* START Entries *

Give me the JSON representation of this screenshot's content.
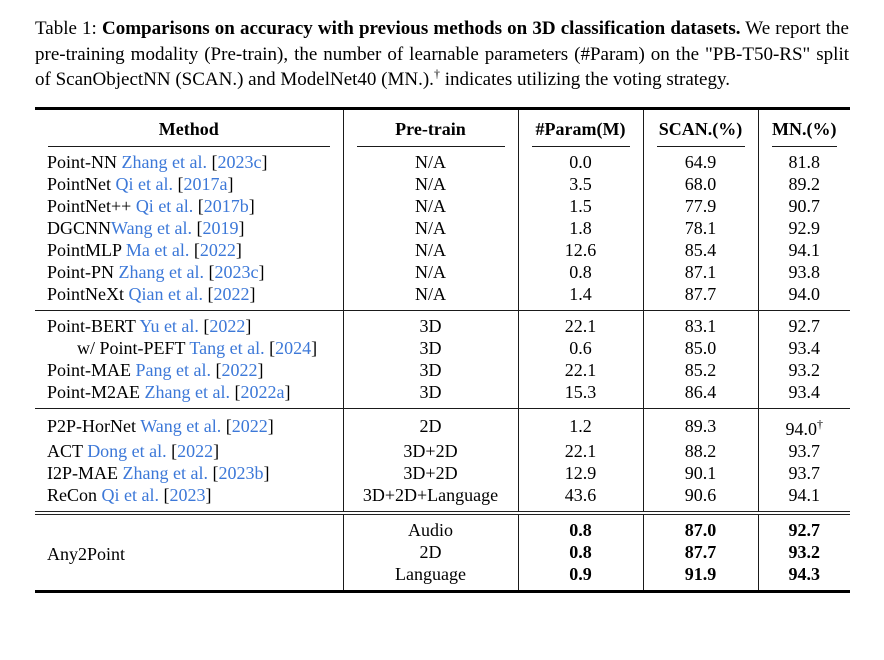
{
  "colors": {
    "link_blue": "#3c78d8",
    "rule_dark": "#1a1a1a"
  },
  "caption": {
    "prefix": "Table 1: ",
    "title_bold": "Comparisons on accuracy with previous methods on 3D classification datasets.",
    "body_before_dagger": " We report the pre-training modality (Pre-train), the number of learnable parameters (#Param) on the \"PB-T50-RS\" split of ScanObjectNN (SCAN.) and ModelNet40 (MN.).",
    "dagger": "†",
    "body_after_dagger": " indicates utilizing the voting strategy."
  },
  "table": {
    "columns": [
      "Method",
      "Pre-train",
      "#Param(M)",
      "SCAN.(%)",
      "MN.(%)"
    ],
    "groups": [
      {
        "rows": [
          {
            "method": [
              [
                "Point-NN ",
                "k"
              ],
              [
                "Zhang et al.",
                "b"
              ],
              [
                " [",
                "k"
              ],
              [
                "2023c",
                "b"
              ],
              [
                "]",
                "k"
              ]
            ],
            "cells": [
              "N/A",
              "0.0",
              "64.9",
              "81.8"
            ]
          },
          {
            "method": [
              [
                "PointNet ",
                "k"
              ],
              [
                "Qi et al.",
                "b"
              ],
              [
                " [",
                "k"
              ],
              [
                "2017a",
                "b"
              ],
              [
                "]",
                "k"
              ]
            ],
            "cells": [
              "N/A",
              "3.5",
              "68.0",
              "89.2"
            ]
          },
          {
            "method": [
              [
                "PointNet++ ",
                "k"
              ],
              [
                "Qi et al.",
                "b"
              ],
              [
                " [",
                "k"
              ],
              [
                "2017b",
                "b"
              ],
              [
                "]",
                "k"
              ]
            ],
            "cells": [
              "N/A",
              "1.5",
              "77.9",
              "90.7"
            ]
          },
          {
            "method": [
              [
                "DGCNN",
                "k"
              ],
              [
                "Wang et al.",
                "b"
              ],
              [
                " [",
                "k"
              ],
              [
                "2019",
                "b"
              ],
              [
                "]",
                "k"
              ]
            ],
            "cells": [
              "N/A",
              "1.8",
              "78.1",
              "92.9"
            ]
          },
          {
            "method": [
              [
                "PointMLP ",
                "k"
              ],
              [
                "Ma et al.",
                "b"
              ],
              [
                " [",
                "k"
              ],
              [
                "2022",
                "b"
              ],
              [
                "]",
                "k"
              ]
            ],
            "cells": [
              "N/A",
              "12.6",
              "85.4",
              "94.1"
            ]
          },
          {
            "method": [
              [
                "Point-PN ",
                "k"
              ],
              [
                "Zhang et al.",
                "b"
              ],
              [
                " [",
                "k"
              ],
              [
                "2023c",
                "b"
              ],
              [
                "]",
                "k"
              ]
            ],
            "cells": [
              "N/A",
              "0.8",
              "87.1",
              "93.8"
            ]
          },
          {
            "method": [
              [
                "PointNeXt ",
                "k"
              ],
              [
                "Qian et al.",
                "b"
              ],
              [
                " [",
                "k"
              ],
              [
                "2022",
                "b"
              ],
              [
                "]",
                "k"
              ]
            ],
            "cells": [
              "N/A",
              "1.4",
              "87.7",
              "94.0"
            ]
          }
        ]
      },
      {
        "rows": [
          {
            "method": [
              [
                "Point-BERT ",
                "k"
              ],
              [
                "Yu et al.",
                "b"
              ],
              [
                " [",
                "k"
              ],
              [
                "2022",
                "b"
              ],
              [
                "]",
                "k"
              ]
            ],
            "cells": [
              "3D",
              "22.1",
              "83.1",
              "92.7"
            ]
          },
          {
            "method": [
              [
                "w/ Point-PEFT ",
                "k"
              ],
              [
                "Tang et al.",
                "b"
              ],
              [
                " [",
                "k"
              ],
              [
                "2024",
                "b"
              ],
              [
                "]",
                "k"
              ]
            ],
            "indent": true,
            "cells": [
              "3D",
              "0.6",
              "85.0",
              "93.4"
            ]
          },
          {
            "method": [
              [
                "Point-MAE ",
                "k"
              ],
              [
                "Pang et al.",
                "b"
              ],
              [
                " [",
                "k"
              ],
              [
                "2022",
                "b"
              ],
              [
                "]",
                "k"
              ]
            ],
            "cells": [
              "3D",
              "22.1",
              "85.2",
              "93.2"
            ]
          },
          {
            "method": [
              [
                "Point-M2AE ",
                "k"
              ],
              [
                "Zhang et al.",
                "b"
              ],
              [
                " [",
                "k"
              ],
              [
                "2022a",
                "b"
              ],
              [
                "]",
                "k"
              ]
            ],
            "cells": [
              "3D",
              "15.3",
              "86.4",
              "93.4"
            ]
          }
        ]
      },
      {
        "rows": [
          {
            "method": [
              [
                "P2P-HorNet ",
                "k"
              ],
              [
                "Wang et al.",
                "b"
              ],
              [
                " [",
                "k"
              ],
              [
                "2022",
                "b"
              ],
              [
                "]",
                "k"
              ]
            ],
            "cells": [
              "2D",
              "1.2",
              "89.3",
              "94.0†"
            ]
          },
          {
            "method": [
              [
                "ACT ",
                "k"
              ],
              [
                "Dong et al.",
                "b"
              ],
              [
                " [",
                "k"
              ],
              [
                "2022",
                "b"
              ],
              [
                "]",
                "k"
              ]
            ],
            "cells": [
              "3D+2D",
              "22.1",
              "88.2",
              "93.7"
            ]
          },
          {
            "method": [
              [
                "I2P-MAE ",
                "k"
              ],
              [
                "Zhang et al.",
                "b"
              ],
              [
                " [",
                "k"
              ],
              [
                "2023b",
                "b"
              ],
              [
                "]",
                "k"
              ]
            ],
            "cells": [
              "3D+2D",
              "12.9",
              "90.1",
              "93.7"
            ]
          },
          {
            "method": [
              [
                "ReCon ",
                "k"
              ],
              [
                "Qi et al.",
                "b"
              ],
              [
                " [",
                "k"
              ],
              [
                "2023",
                "b"
              ],
              [
                "]",
                "k"
              ]
            ],
            "cells": [
              "3D+2D+Language",
              "43.6",
              "90.6",
              "94.1"
            ]
          }
        ]
      },
      {
        "merged_method": "Any2Point",
        "double_rule": true,
        "bold_values": true,
        "rows": [
          {
            "cells": [
              "Audio",
              "0.8",
              "87.0",
              "92.7"
            ]
          },
          {
            "cells": [
              "2D",
              "0.8",
              "87.7",
              "93.2"
            ]
          },
          {
            "cells": [
              "Language",
              "0.9",
              "91.9",
              "94.3"
            ]
          }
        ]
      }
    ]
  }
}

* END Entries *

Exercise prompt:
Return the full material word for word. Do not include the pictures.

Answer to the task:
Give me the JSON representation of this screenshot's content.
{
  "colors": {
    "link_blue": "#3c78d8",
    "rule_dark": "#1a1a1a"
  },
  "caption": {
    "prefix": "Table 1: ",
    "title_bold": "Comparisons on accuracy with previous methods on 3D classification datasets.",
    "body_before_dagger": " We report the pre-training modality (Pre-train), the number of learnable parameters (#Param) on the \"PB-T50-RS\" split of ScanObjectNN (SCAN.) and ModelNet40 (MN.).",
    "dagger": "†",
    "body_after_dagger": " indicates utilizing the voting strategy."
  },
  "table": {
    "columns": [
      "Method",
      "Pre-train",
      "#Param(M)",
      "SCAN.(%)",
      "MN.(%)"
    ],
    "groups": [
      {
        "rows": [
          {
            "method": [
              [
                "Point-NN ",
                "k"
              ],
              [
                "Zhang et al.",
                "b"
              ],
              [
                " [",
                "k"
              ],
              [
                "2023c",
                "b"
              ],
              [
                "]",
                "k"
              ]
            ],
            "cells": [
              "N/A",
              "0.0",
              "64.9",
              "81.8"
            ]
          },
          {
            "method": [
              [
                "PointNet ",
                "k"
              ],
              [
                "Qi et al.",
                "b"
              ],
              [
                " [",
                "k"
              ],
              [
                "2017a",
                "b"
              ],
              [
                "]",
                "k"
              ]
            ],
            "cells": [
              "N/A",
              "3.5",
              "68.0",
              "89.2"
            ]
          },
          {
            "method": [
              [
                "PointNet++ ",
                "k"
              ],
              [
                "Qi et al.",
                "b"
              ],
              [
                " [",
                "k"
              ],
              [
                "2017b",
                "b"
              ],
              [
                "]",
                "k"
              ]
            ],
            "cells": [
              "N/A",
              "1.5",
              "77.9",
              "90.7"
            ]
          },
          {
            "method": [
              [
                "DGCNN",
                "k"
              ],
              [
                "Wang et al.",
                "b"
              ],
              [
                " [",
                "k"
              ],
              [
                "2019",
                "b"
              ],
              [
                "]",
                "k"
              ]
            ],
            "cells": [
              "N/A",
              "1.8",
              "78.1",
              "92.9"
            ]
          },
          {
            "method": [
              [
                "PointMLP ",
                "k"
              ],
              [
                "Ma et al.",
                "b"
              ],
              [
                " [",
                "k"
              ],
              [
                "2022",
                "b"
              ],
              [
                "]",
                "k"
              ]
            ],
            "cells": [
              "N/A",
              "12.6",
              "85.4",
              "94.1"
            ]
          },
          {
            "method": [
              [
                "Point-PN ",
                "k"
              ],
              [
                "Zhang et al.",
                "b"
              ],
              [
                " [",
                "k"
              ],
              [
                "2023c",
                "b"
              ],
              [
                "]",
                "k"
              ]
            ],
            "cells": [
              "N/A",
              "0.8",
              "87.1",
              "93.8"
            ]
          },
          {
            "method": [
              [
                "PointNeXt ",
                "k"
              ],
              [
                "Qian et al.",
                "b"
              ],
              [
                " [",
                "k"
              ],
              [
                "2022",
                "b"
              ],
              [
                "]",
                "k"
              ]
            ],
            "cells": [
              "N/A",
              "1.4",
              "87.7",
              "94.0"
            ]
          }
        ]
      },
      {
        "rows": [
          {
            "method": [
              [
                "Point-BERT ",
                "k"
              ],
              [
                "Yu et al.",
                "b"
              ],
              [
                " [",
                "k"
              ],
              [
                "2022",
                "b"
              ],
              [
                "]",
                "k"
              ]
            ],
            "cells": [
              "3D",
              "22.1",
              "83.1",
              "92.7"
            ]
          },
          {
            "method": [
              [
                "w/ Point-PEFT ",
                "k"
              ],
              [
                "Tang et al.",
                "b"
              ],
              [
                " [",
                "k"
              ],
              [
                "2024",
                "b"
              ],
              [
                "]",
                "k"
              ]
            ],
            "indent": true,
            "cells": [
              "3D",
              "0.6",
              "85.0",
              "93.4"
            ]
          },
          {
            "method": [
              [
                "Point-MAE ",
                "k"
              ],
              [
                "Pang et al.",
                "b"
              ],
              [
                " [",
                "k"
              ],
              [
                "2022",
                "b"
              ],
              [
                "]",
                "k"
              ]
            ],
            "cells": [
              "3D",
              "22.1",
              "85.2",
              "93.2"
            ]
          },
          {
            "method": [
              [
                "Point-M2AE ",
                "k"
              ],
              [
                "Zhang et al.",
                "b"
              ],
              [
                " [",
                "k"
              ],
              [
                "2022a",
                "b"
              ],
              [
                "]",
                "k"
              ]
            ],
            "cells": [
              "3D",
              "15.3",
              "86.4",
              "93.4"
            ]
          }
        ]
      },
      {
        "rows": [
          {
            "method": [
              [
                "P2P-HorNet ",
                "k"
              ],
              [
                "Wang et al.",
                "b"
              ],
              [
                " [",
                "k"
              ],
              [
                "2022",
                "b"
              ],
              [
                "]",
                "k"
              ]
            ],
            "cells": [
              "2D",
              "1.2",
              "89.3",
              "94.0†"
            ]
          },
          {
            "method": [
              [
                "ACT ",
                "k"
              ],
              [
                "Dong et al.",
                "b"
              ],
              [
                " [",
                "k"
              ],
              [
                "2022",
                "b"
              ],
              [
                "]",
                "k"
              ]
            ],
            "cells": [
              "3D+2D",
              "22.1",
              "88.2",
              "93.7"
            ]
          },
          {
            "method": [
              [
                "I2P-MAE ",
                "k"
              ],
              [
                "Zhang et al.",
                "b"
              ],
              [
                " [",
                "k"
              ],
              [
                "2023b",
                "b"
              ],
              [
                "]",
                "k"
              ]
            ],
            "cells": [
              "3D+2D",
              "12.9",
              "90.1",
              "93.7"
            ]
          },
          {
            "method": [
              [
                "ReCon ",
                "k"
              ],
              [
                "Qi et al.",
                "b"
              ],
              [
                " [",
                "k"
              ],
              [
                "2023",
                "b"
              ],
              [
                "]",
                "k"
              ]
            ],
            "cells": [
              "3D+2D+Language",
              "43.6",
              "90.6",
              "94.1"
            ]
          }
        ]
      },
      {
        "merged_method": "Any2Point",
        "double_rule": true,
        "bold_values": true,
        "rows": [
          {
            "cells": [
              "Audio",
              "0.8",
              "87.0",
              "92.7"
            ]
          },
          {
            "cells": [
              "2D",
              "0.8",
              "87.7",
              "93.2"
            ]
          },
          {
            "cells": [
              "Language",
              "0.9",
              "91.9",
              "94.3"
            ]
          }
        ]
      }
    ]
  }
}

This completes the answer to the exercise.